- _Source material_:
◆ ◆ ◆

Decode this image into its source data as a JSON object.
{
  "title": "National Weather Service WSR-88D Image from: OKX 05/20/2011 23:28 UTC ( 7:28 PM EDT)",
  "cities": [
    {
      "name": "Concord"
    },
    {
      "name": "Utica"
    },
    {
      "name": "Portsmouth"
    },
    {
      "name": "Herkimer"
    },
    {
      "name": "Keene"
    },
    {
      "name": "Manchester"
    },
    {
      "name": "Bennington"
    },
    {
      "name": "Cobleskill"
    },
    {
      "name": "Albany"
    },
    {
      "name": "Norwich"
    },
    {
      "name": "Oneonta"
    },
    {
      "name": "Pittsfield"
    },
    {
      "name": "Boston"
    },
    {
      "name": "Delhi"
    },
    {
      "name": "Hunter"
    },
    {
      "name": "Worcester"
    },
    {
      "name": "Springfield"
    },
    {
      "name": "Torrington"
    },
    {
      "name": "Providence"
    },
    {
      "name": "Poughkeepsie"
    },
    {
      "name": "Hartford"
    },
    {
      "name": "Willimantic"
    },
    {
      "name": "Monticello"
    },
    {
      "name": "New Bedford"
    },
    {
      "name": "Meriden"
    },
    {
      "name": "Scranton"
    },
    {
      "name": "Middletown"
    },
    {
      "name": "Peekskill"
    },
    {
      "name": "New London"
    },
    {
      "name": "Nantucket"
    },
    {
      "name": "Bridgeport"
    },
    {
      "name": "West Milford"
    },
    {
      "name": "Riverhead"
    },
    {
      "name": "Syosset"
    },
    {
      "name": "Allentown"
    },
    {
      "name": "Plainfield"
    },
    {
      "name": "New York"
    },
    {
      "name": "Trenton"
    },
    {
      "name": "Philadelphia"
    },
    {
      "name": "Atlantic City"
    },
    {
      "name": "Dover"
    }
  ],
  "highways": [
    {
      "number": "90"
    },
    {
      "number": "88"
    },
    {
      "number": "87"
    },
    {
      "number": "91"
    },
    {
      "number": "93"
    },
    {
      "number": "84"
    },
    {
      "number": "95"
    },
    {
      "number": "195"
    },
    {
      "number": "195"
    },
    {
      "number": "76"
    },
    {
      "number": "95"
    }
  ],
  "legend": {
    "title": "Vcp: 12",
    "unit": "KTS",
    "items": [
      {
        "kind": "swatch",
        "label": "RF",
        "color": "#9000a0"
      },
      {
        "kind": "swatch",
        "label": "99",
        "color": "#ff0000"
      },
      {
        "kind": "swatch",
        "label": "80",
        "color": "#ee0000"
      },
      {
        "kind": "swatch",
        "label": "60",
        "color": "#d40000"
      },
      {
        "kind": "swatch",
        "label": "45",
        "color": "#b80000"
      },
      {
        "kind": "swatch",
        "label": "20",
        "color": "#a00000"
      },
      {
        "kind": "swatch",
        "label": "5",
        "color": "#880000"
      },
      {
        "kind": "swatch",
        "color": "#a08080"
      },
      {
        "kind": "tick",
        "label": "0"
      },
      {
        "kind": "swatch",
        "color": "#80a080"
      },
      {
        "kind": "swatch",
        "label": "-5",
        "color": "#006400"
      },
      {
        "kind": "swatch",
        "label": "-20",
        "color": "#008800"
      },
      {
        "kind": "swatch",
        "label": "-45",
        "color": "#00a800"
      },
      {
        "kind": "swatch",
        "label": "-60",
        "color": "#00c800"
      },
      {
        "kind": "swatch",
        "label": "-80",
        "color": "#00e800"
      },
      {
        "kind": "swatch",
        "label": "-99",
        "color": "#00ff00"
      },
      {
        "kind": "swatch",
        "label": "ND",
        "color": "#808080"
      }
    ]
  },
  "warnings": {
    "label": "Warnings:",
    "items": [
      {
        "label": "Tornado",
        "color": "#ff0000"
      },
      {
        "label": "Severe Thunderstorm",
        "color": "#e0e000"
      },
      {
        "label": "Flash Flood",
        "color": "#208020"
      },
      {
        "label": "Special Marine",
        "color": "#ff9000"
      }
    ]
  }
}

◆ ◆ ◆

- _Exercise details_: Which lines include the word "title"? Copy every one of them.

- _Output below_:
  "title": "National Weather Service WSR-88D Image from: OKX 05/20/2011 23:28 UTC ( 7:28 PM EDT)",
    "title": "Vcp: 12",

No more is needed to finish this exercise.